> [Aim of the task]: Please retype the data in full and exactly; the pictures are not part of the copy.

Stored items
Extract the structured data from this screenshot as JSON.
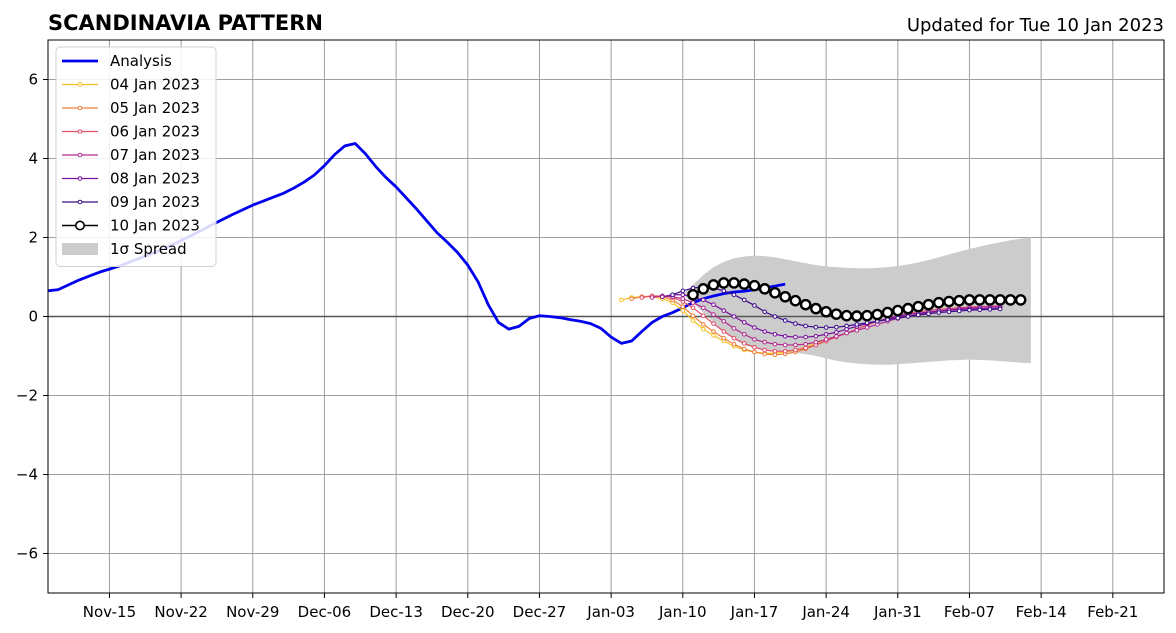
{
  "chart_data": {
    "type": "line",
    "title": "SCANDINAVIA PATTERN",
    "subtitle": "Updated for Tue 10 Jan 2023",
    "xlabel": "",
    "ylabel": "",
    "xlim": [
      "2022-11-09",
      "2023-02-26"
    ],
    "ylim": [
      -7,
      7
    ],
    "grid": true,
    "legend_position": "top-left",
    "x_ticks": [
      "2022-11-15",
      "2022-11-22",
      "2022-11-29",
      "2022-12-06",
      "2022-12-13",
      "2022-12-20",
      "2022-12-27",
      "2023-01-03",
      "2023-01-10",
      "2023-01-17",
      "2023-01-24",
      "2023-01-31",
      "2023-02-07",
      "2023-02-14",
      "2023-02-21"
    ],
    "x_tick_labels": [
      "Nov-15",
      "Nov-22",
      "Nov-29",
      "Dec-06",
      "Dec-13",
      "Dec-20",
      "Dec-27",
      "Jan-03",
      "Jan-10",
      "Jan-17",
      "Jan-24",
      "Jan-31",
      "Feb-07",
      "Feb-14",
      "Feb-21"
    ],
    "y_ticks": [
      -6,
      -4,
      -2,
      0,
      2,
      4,
      6
    ],
    "y_tick_labels": [
      "−6",
      "−4",
      "−2",
      "0",
      "2",
      "4",
      "6"
    ],
    "start_date": "2022-11-09",
    "analysis": {
      "name": "Analysis",
      "color": "#0000ee",
      "values": [
        0.65,
        0.68,
        0.8,
        0.92,
        1.02,
        1.12,
        1.2,
        1.28,
        1.38,
        1.48,
        1.58,
        1.68,
        1.8,
        1.92,
        2.05,
        2.18,
        2.32,
        2.45,
        2.58,
        2.7,
        2.82,
        2.92,
        3.02,
        3.12,
        3.25,
        3.4,
        3.58,
        3.82,
        4.1,
        4.32,
        4.38,
        4.12,
        3.8,
        3.52,
        3.28,
        3.0,
        2.72,
        2.42,
        2.12,
        1.88,
        1.62,
        1.3,
        0.88,
        0.3,
        -0.15,
        -0.32,
        -0.25,
        -0.05,
        0.02,
        0.0,
        -0.03,
        -0.08,
        -0.12,
        -0.18,
        -0.3,
        -0.52,
        -0.68,
        -0.62,
        -0.38,
        -0.15,
        0.0,
        0.1,
        0.22,
        0.35,
        0.45,
        0.52,
        0.58,
        0.62,
        0.64,
        0.68,
        0.72,
        0.77,
        0.82
      ]
    },
    "series": [
      {
        "name": "04 Jan 2023",
        "color": "#f5c020",
        "start_date": "2023-01-04",
        "values": [
          0.42,
          0.48,
          0.5,
          0.5,
          0.45,
          0.35,
          0.15,
          -0.1,
          -0.32,
          -0.48,
          -0.62,
          -0.75,
          -0.85,
          -0.9,
          -0.93,
          -0.93,
          -0.9,
          -0.85,
          -0.78,
          -0.68,
          -0.58
        ]
      },
      {
        "name": "05 Jan 2023",
        "color": "#f07e3a",
        "start_date": "2023-01-05",
        "values": [
          0.45,
          0.5,
          0.52,
          0.5,
          0.42,
          0.25,
          0.02,
          -0.2,
          -0.38,
          -0.55,
          -0.7,
          -0.82,
          -0.9,
          -0.95,
          -0.97,
          -0.95,
          -0.9,
          -0.82,
          -0.72,
          -0.62
        ]
      },
      {
        "name": "06 Jan 2023",
        "color": "#e04e68",
        "start_date": "2023-01-06",
        "values": [
          0.48,
          0.52,
          0.52,
          0.48,
          0.38,
          0.22,
          0.02,
          -0.18,
          -0.38,
          -0.55,
          -0.68,
          -0.78,
          -0.85,
          -0.88,
          -0.88,
          -0.85,
          -0.8,
          -0.72,
          -0.62,
          -0.52,
          -0.42,
          -0.32,
          -0.22,
          -0.12,
          -0.05,
          0.02,
          0.08,
          0.12,
          0.15,
          0.18,
          0.2,
          0.22,
          0.24,
          0.25,
          0.26,
          0.27
        ]
      },
      {
        "name": "07 Jan 2023",
        "color": "#b32a8e",
        "start_date": "2023-01-07",
        "values": [
          0.48,
          0.52,
          0.5,
          0.45,
          0.35,
          0.22,
          0.05,
          -0.12,
          -0.3,
          -0.45,
          -0.58,
          -0.65,
          -0.7,
          -0.72,
          -0.72,
          -0.7,
          -0.65,
          -0.58,
          -0.5,
          -0.42,
          -0.35,
          -0.28,
          -0.2,
          -0.12,
          -0.05,
          0.0,
          0.05,
          0.1,
          0.14,
          0.17,
          0.2,
          0.22,
          0.24,
          0.25,
          0.26
        ]
      },
      {
        "name": "08 Jan 2023",
        "color": "#7a10a0",
        "start_date": "2023-01-08",
        "values": [
          0.5,
          0.55,
          0.55,
          0.5,
          0.42,
          0.3,
          0.15,
          0.0,
          -0.15,
          -0.28,
          -0.38,
          -0.45,
          -0.5,
          -0.52,
          -0.52,
          -0.5,
          -0.45,
          -0.4,
          -0.32,
          -0.25,
          -0.18,
          -0.12,
          -0.06,
          0.0,
          0.05,
          0.08,
          0.11,
          0.14,
          0.16,
          0.18,
          0.19,
          0.2,
          0.21,
          0.22
        ]
      },
      {
        "name": "09 Jan 2023",
        "color": "#3c0a8c",
        "start_date": "2023-01-09",
        "values": [
          0.55,
          0.65,
          0.72,
          0.75,
          0.72,
          0.65,
          0.55,
          0.42,
          0.28,
          0.12,
          0.0,
          -0.1,
          -0.18,
          -0.24,
          -0.27,
          -0.28,
          -0.27,
          -0.24,
          -0.2,
          -0.16,
          -0.12,
          -0.08,
          -0.04,
          0.0,
          0.04,
          0.07,
          0.1,
          0.12,
          0.14,
          0.16,
          0.17,
          0.18,
          0.19
        ]
      },
      {
        "name": "10 Jan 2023",
        "color": "#000000",
        "start_date": "2023-01-11",
        "values": [
          0.55,
          0.7,
          0.8,
          0.85,
          0.85,
          0.82,
          0.78,
          0.7,
          0.6,
          0.5,
          0.4,
          0.3,
          0.2,
          0.12,
          0.06,
          0.02,
          0.01,
          0.02,
          0.05,
          0.1,
          0.15,
          0.2,
          0.25,
          0.3,
          0.35,
          0.38,
          0.4,
          0.42,
          0.42,
          0.42,
          0.42,
          0.42,
          0.42
        ]
      }
    ],
    "spread": {
      "name": "1σ Spread",
      "color": "#cccccc",
      "start_date": "2023-01-10",
      "upper": [
        0.55,
        0.8,
        1.05,
        1.25,
        1.38,
        1.47,
        1.52,
        1.54,
        1.53,
        1.5,
        1.45,
        1.4,
        1.35,
        1.3,
        1.27,
        1.25,
        1.23,
        1.22,
        1.22,
        1.23,
        1.25,
        1.28,
        1.32,
        1.37,
        1.43,
        1.5,
        1.57,
        1.64,
        1.71,
        1.77,
        1.83,
        1.88,
        1.93,
        1.97,
        2.0
      ],
      "lower": [
        0.55,
        0.35,
        0.1,
        -0.15,
        -0.38,
        -0.58,
        -0.72,
        -0.8,
        -0.85,
        -0.88,
        -0.9,
        -0.92,
        -0.95,
        -1.0,
        -1.06,
        -1.12,
        -1.16,
        -1.19,
        -1.21,
        -1.22,
        -1.22,
        -1.21,
        -1.19,
        -1.17,
        -1.15,
        -1.13,
        -1.11,
        -1.1,
        -1.09,
        -1.1,
        -1.11,
        -1.13,
        -1.15,
        -1.17,
        -1.18
      ]
    }
  }
}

> [Result]:
Extract the structured data from this screenshot as JSON.
{
  "chart_data": {
    "type": "line",
    "title": "SCANDINAVIA PATTERN",
    "subtitle": "Updated for Tue 10 Jan 2023",
    "xlabel": "",
    "ylabel": "",
    "xlim": [
      "2022-11-09",
      "2023-02-26"
    ],
    "ylim": [
      -7,
      7
    ],
    "grid": true,
    "legend_position": "top-left",
    "x_ticks": [
      "2022-11-15",
      "2022-11-22",
      "2022-11-29",
      "2022-12-06",
      "2022-12-13",
      "2022-12-20",
      "2022-12-27",
      "2023-01-03",
      "2023-01-10",
      "2023-01-17",
      "2023-01-24",
      "2023-01-31",
      "2023-02-07",
      "2023-02-14",
      "2023-02-21"
    ],
    "x_tick_labels": [
      "Nov-15",
      "Nov-22",
      "Nov-29",
      "Dec-06",
      "Dec-13",
      "Dec-20",
      "Dec-27",
      "Jan-03",
      "Jan-10",
      "Jan-17",
      "Jan-24",
      "Jan-31",
      "Feb-07",
      "Feb-14",
      "Feb-21"
    ],
    "y_ticks": [
      -6,
      -4,
      -2,
      0,
      2,
      4,
      6
    ],
    "y_tick_labels": [
      "−6",
      "−4",
      "−2",
      "0",
      "2",
      "4",
      "6"
    ],
    "start_date": "2022-11-09",
    "analysis": {
      "name": "Analysis",
      "color": "#0000ee",
      "values": [
        0.65,
        0.68,
        0.8,
        0.92,
        1.02,
        1.12,
        1.2,
        1.28,
        1.38,
        1.48,
        1.58,
        1.68,
        1.8,
        1.92,
        2.05,
        2.18,
        2.32,
        2.45,
        2.58,
        2.7,
        2.82,
        2.92,
        3.02,
        3.12,
        3.25,
        3.4,
        3.58,
        3.82,
        4.1,
        4.32,
        4.38,
        4.12,
        3.8,
        3.52,
        3.28,
        3.0,
        2.72,
        2.42,
        2.12,
        1.88,
        1.62,
        1.3,
        0.88,
        0.3,
        -0.15,
        -0.32,
        -0.25,
        -0.05,
        0.02,
        0.0,
        -0.03,
        -0.08,
        -0.12,
        -0.18,
        -0.3,
        -0.52,
        -0.68,
        -0.62,
        -0.38,
        -0.15,
        0.0,
        0.1,
        0.22,
        0.35,
        0.45,
        0.52,
        0.58,
        0.62,
        0.64,
        0.68,
        0.72,
        0.77,
        0.82
      ]
    },
    "series": [
      {
        "name": "04 Jan 2023",
        "color": "#f5c020",
        "start_date": "2023-01-04",
        "values": [
          0.42,
          0.48,
          0.5,
          0.5,
          0.45,
          0.35,
          0.15,
          -0.1,
          -0.32,
          -0.48,
          -0.62,
          -0.75,
          -0.85,
          -0.9,
          -0.93,
          -0.93,
          -0.9,
          -0.85,
          -0.78,
          -0.68,
          -0.58
        ]
      },
      {
        "name": "05 Jan 2023",
        "color": "#f07e3a",
        "start_date": "2023-01-05",
        "values": [
          0.45,
          0.5,
          0.52,
          0.5,
          0.42,
          0.25,
          0.02,
          -0.2,
          -0.38,
          -0.55,
          -0.7,
          -0.82,
          -0.9,
          -0.95,
          -0.97,
          -0.95,
          -0.9,
          -0.82,
          -0.72,
          -0.62
        ]
      },
      {
        "name": "06 Jan 2023",
        "color": "#e04e68",
        "start_date": "2023-01-06",
        "values": [
          0.48,
          0.52,
          0.52,
          0.48,
          0.38,
          0.22,
          0.02,
          -0.18,
          -0.38,
          -0.55,
          -0.68,
          -0.78,
          -0.85,
          -0.88,
          -0.88,
          -0.85,
          -0.8,
          -0.72,
          -0.62,
          -0.52,
          -0.42,
          -0.32,
          -0.22,
          -0.12,
          -0.05,
          0.02,
          0.08,
          0.12,
          0.15,
          0.18,
          0.2,
          0.22,
          0.24,
          0.25,
          0.26,
          0.27
        ]
      },
      {
        "name": "07 Jan 2023",
        "color": "#b32a8e",
        "start_date": "2023-01-07",
        "values": [
          0.48,
          0.52,
          0.5,
          0.45,
          0.35,
          0.22,
          0.05,
          -0.12,
          -0.3,
          -0.45,
          -0.58,
          -0.65,
          -0.7,
          -0.72,
          -0.72,
          -0.7,
          -0.65,
          -0.58,
          -0.5,
          -0.42,
          -0.35,
          -0.28,
          -0.2,
          -0.12,
          -0.05,
          0.0,
          0.05,
          0.1,
          0.14,
          0.17,
          0.2,
          0.22,
          0.24,
          0.25,
          0.26
        ]
      },
      {
        "name": "08 Jan 2023",
        "color": "#7a10a0",
        "start_date": "2023-01-08",
        "values": [
          0.5,
          0.55,
          0.55,
          0.5,
          0.42,
          0.3,
          0.15,
          0.0,
          -0.15,
          -0.28,
          -0.38,
          -0.45,
          -0.5,
          -0.52,
          -0.52,
          -0.5,
          -0.45,
          -0.4,
          -0.32,
          -0.25,
          -0.18,
          -0.12,
          -0.06,
          0.0,
          0.05,
          0.08,
          0.11,
          0.14,
          0.16,
          0.18,
          0.19,
          0.2,
          0.21,
          0.22
        ]
      },
      {
        "name": "09 Jan 2023",
        "color": "#3c0a8c",
        "start_date": "2023-01-09",
        "values": [
          0.55,
          0.65,
          0.72,
          0.75,
          0.72,
          0.65,
          0.55,
          0.42,
          0.28,
          0.12,
          0.0,
          -0.1,
          -0.18,
          -0.24,
          -0.27,
          -0.28,
          -0.27,
          -0.24,
          -0.2,
          -0.16,
          -0.12,
          -0.08,
          -0.04,
          0.0,
          0.04,
          0.07,
          0.1,
          0.12,
          0.14,
          0.16,
          0.17,
          0.18,
          0.19
        ]
      },
      {
        "name": "10 Jan 2023",
        "color": "#000000",
        "start_date": "2023-01-11",
        "values": [
          0.55,
          0.7,
          0.8,
          0.85,
          0.85,
          0.82,
          0.78,
          0.7,
          0.6,
          0.5,
          0.4,
          0.3,
          0.2,
          0.12,
          0.06,
          0.02,
          0.01,
          0.02,
          0.05,
          0.1,
          0.15,
          0.2,
          0.25,
          0.3,
          0.35,
          0.38,
          0.4,
          0.42,
          0.42,
          0.42,
          0.42,
          0.42,
          0.42
        ]
      }
    ],
    "spread": {
      "name": "1σ Spread",
      "color": "#cccccc",
      "start_date": "2023-01-10",
      "upper": [
        0.55,
        0.8,
        1.05,
        1.25,
        1.38,
        1.47,
        1.52,
        1.54,
        1.53,
        1.5,
        1.45,
        1.4,
        1.35,
        1.3,
        1.27,
        1.25,
        1.23,
        1.22,
        1.22,
        1.23,
        1.25,
        1.28,
        1.32,
        1.37,
        1.43,
        1.5,
        1.57,
        1.64,
        1.71,
        1.77,
        1.83,
        1.88,
        1.93,
        1.97,
        2.0
      ],
      "lower": [
        0.55,
        0.35,
        0.1,
        -0.15,
        -0.38,
        -0.58,
        -0.72,
        -0.8,
        -0.85,
        -0.88,
        -0.9,
        -0.92,
        -0.95,
        -1.0,
        -1.06,
        -1.12,
        -1.16,
        -1.19,
        -1.21,
        -1.22,
        -1.22,
        -1.21,
        -1.19,
        -1.17,
        -1.15,
        -1.13,
        -1.11,
        -1.1,
        -1.09,
        -1.1,
        -1.11,
        -1.13,
        -1.15,
        -1.17,
        -1.18
      ]
    }
  }
}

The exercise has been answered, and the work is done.